- PASSAGE SHOWN
'''

Planning Bd. of Marshfield v. Zoning Bd. of Appeals of Pembroke
Decision Date | 16 June 1998 |
Citation | 695 N.E.2d 650,427 Mass. 699 |
Court | United States State Supreme Judicial Court of Massachusetts Supreme Court |
Parties | PLANNING BOARD OF MARSHFIELD v. ZONING BOARD OF APPEALS OF PEMBROKE & another. 1 |
Robert L. Marzelli, Marshfield, for plaintiff.
J. Gavin Cockfield, Boston, for G. Stephen Miers.
Before WILKINS, C.J., and ABRAMS, LYNCH, GREANEY, FRIED, MARSHALL and IRELAND, JJ.
At issue is whether the planning board of one town has standing to obtain judicial review of a decision of the zoning board of an adjacent town. After a bench trial, a judge in the Superior Court affirmed a decision of the zoning board of appeals of Pembroke (zoning board) on the ground that the planning board of Marshfield (planning board) lacked standing to challenge the decision. We granted the planning board's application for direct appellate review. We agree with the judge that Marshfield's planning board did not have standing. Therefore, we conclude, as did the Superior Court judge, that it lacked subject matter jurisdiction. Accordingly, we vacate the judgment and direct that the complaint be dismissed.
We set forth the facts which are not in dispute. The planning board is the municipal board of Marshfield that is concerned with issues of zoning, traffic access, land use planning, and watershed protection in that town. It regularly proposes changes to the Marshfield zoning bylaw to address planning needs identified by it. It is the special permit granting authority under the Marshfield zoning bylaw for the water resource protection district created by that bylaw.
Route 139 is the primary means of access to and egress from Marshfield. Route 3, the principal highway connecting the south shore with the rest of the Commonwealth, divides the town of Pembroke with ninety percent of the town to the west and ten percent to the east. Marshfield lies completely to the east of Route 3 with one access, Route 139, to the principal highway. Development of the small section of Route 139 lying between the Marshfield-Pembroke town line and Route 3 in Pembroke has the potential to affect the concerns addressed by the Marshfield zoning bylaw and will have a greater impact on the health, safety, and general welfare of the inhabitants of Marshfield than on their counterparts in Pembroke.
The defendant trustee, G. Stephen Miers, owns a parcel of land located on Route 139 in Pembroke adjacent to Marshfield. 2 Miers proposes building a ten-screen, 1,600-seat cinema complex on this land (project). The portion of Route 139 where the project is proposed is within a few hundred feet of the interchange between that road and Route 3. To develop the project, Miers required a special permit and site plan approval, as well as a variance because the site contains sixty-four fewer parking spaces than are required by the Pembroke zoning bylaw. The zoning board granted the special permit, site plan approval, and variance in the decision that the planning board now seeks to challenge. The planning board has no duties relative to zoning requirements for traffic. The planning board has special permit duties as to uses within a water resource protection district, but water is not an issue in this case. Neither the proposed use nor the lack of parking spaces would affect Marshfield's water supply.

'''

- DATASET

'''

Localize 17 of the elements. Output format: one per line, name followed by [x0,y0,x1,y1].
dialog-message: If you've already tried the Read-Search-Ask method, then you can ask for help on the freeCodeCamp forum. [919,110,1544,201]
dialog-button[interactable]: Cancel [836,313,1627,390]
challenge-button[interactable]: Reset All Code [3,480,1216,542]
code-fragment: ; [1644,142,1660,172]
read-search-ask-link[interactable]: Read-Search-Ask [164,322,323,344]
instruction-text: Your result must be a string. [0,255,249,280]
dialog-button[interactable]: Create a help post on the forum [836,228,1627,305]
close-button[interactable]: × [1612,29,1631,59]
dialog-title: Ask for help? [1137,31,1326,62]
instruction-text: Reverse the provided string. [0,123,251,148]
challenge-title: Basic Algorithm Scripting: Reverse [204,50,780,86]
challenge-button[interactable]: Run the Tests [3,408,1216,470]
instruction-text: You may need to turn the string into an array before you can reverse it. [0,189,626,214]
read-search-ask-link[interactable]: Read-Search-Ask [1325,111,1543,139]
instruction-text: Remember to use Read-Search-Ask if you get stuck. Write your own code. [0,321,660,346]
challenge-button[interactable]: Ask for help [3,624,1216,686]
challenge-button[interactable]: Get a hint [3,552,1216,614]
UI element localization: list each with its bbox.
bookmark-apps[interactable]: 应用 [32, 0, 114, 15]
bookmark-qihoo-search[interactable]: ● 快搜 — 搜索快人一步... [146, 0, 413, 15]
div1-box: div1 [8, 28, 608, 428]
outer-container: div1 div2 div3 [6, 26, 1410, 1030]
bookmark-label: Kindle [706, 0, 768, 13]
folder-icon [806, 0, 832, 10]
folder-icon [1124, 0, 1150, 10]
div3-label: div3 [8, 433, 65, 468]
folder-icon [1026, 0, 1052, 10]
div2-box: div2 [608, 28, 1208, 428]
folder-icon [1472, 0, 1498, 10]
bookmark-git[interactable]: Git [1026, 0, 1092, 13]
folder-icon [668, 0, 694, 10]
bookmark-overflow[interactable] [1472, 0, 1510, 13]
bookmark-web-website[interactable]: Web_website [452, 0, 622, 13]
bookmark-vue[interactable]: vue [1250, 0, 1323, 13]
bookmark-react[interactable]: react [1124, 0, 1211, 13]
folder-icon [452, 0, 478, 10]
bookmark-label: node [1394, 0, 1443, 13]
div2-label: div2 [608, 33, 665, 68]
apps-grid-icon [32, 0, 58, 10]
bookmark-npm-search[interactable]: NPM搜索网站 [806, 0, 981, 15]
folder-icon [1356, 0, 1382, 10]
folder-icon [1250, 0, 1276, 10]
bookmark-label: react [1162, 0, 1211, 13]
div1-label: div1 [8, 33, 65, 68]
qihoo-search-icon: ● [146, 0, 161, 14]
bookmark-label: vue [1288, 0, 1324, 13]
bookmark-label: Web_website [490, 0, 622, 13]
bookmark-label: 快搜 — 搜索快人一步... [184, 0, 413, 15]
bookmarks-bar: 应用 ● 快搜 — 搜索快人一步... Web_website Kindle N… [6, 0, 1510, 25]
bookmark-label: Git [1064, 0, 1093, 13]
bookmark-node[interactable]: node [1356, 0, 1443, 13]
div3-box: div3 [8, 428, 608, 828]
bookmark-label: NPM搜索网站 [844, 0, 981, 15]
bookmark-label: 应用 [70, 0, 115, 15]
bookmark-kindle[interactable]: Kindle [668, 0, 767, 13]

'''

- SET TASK A
According to the court opinion on the Marshfield planning board's standing, how many fewer parking spaces than the Pembroke zoning bylaw requires does the Miers site contain?
- SET TASK B
Continue the court opinion on the Marshfield planning board's standing, beginning after its final sentence about Marshfield's water supply.
The rows are separate material and have nothing to do with the court opinion on the Marshfield planning board's standing.

- RESPONSE A
Sixty-four fewer parking spaces.

- RESPONSE B
The judge acknowledged the planning board's evidence that the project would affect traffic flowing to and from Marshfield on Route 3 but stated that he found this evidence unconvincing because the planning board's expert failed to do traffic counts or to consider traffic improvements on Route 139. The judge also acknowledged the planning board's claims of traffic "back-up on the site, police officers paid by the theater owner unduly prioritizing theater traffic, and conflict with a signalized intersection," but found no evidence to support these claims. The judge concluded that the planning board had no standing as a "person aggrieved" or as a "municipal officer or board" under G.L. c. 40A, § 17.
The planning board argues that it does have standing as a municipal board within the meaning of the statute. 3 We disagree.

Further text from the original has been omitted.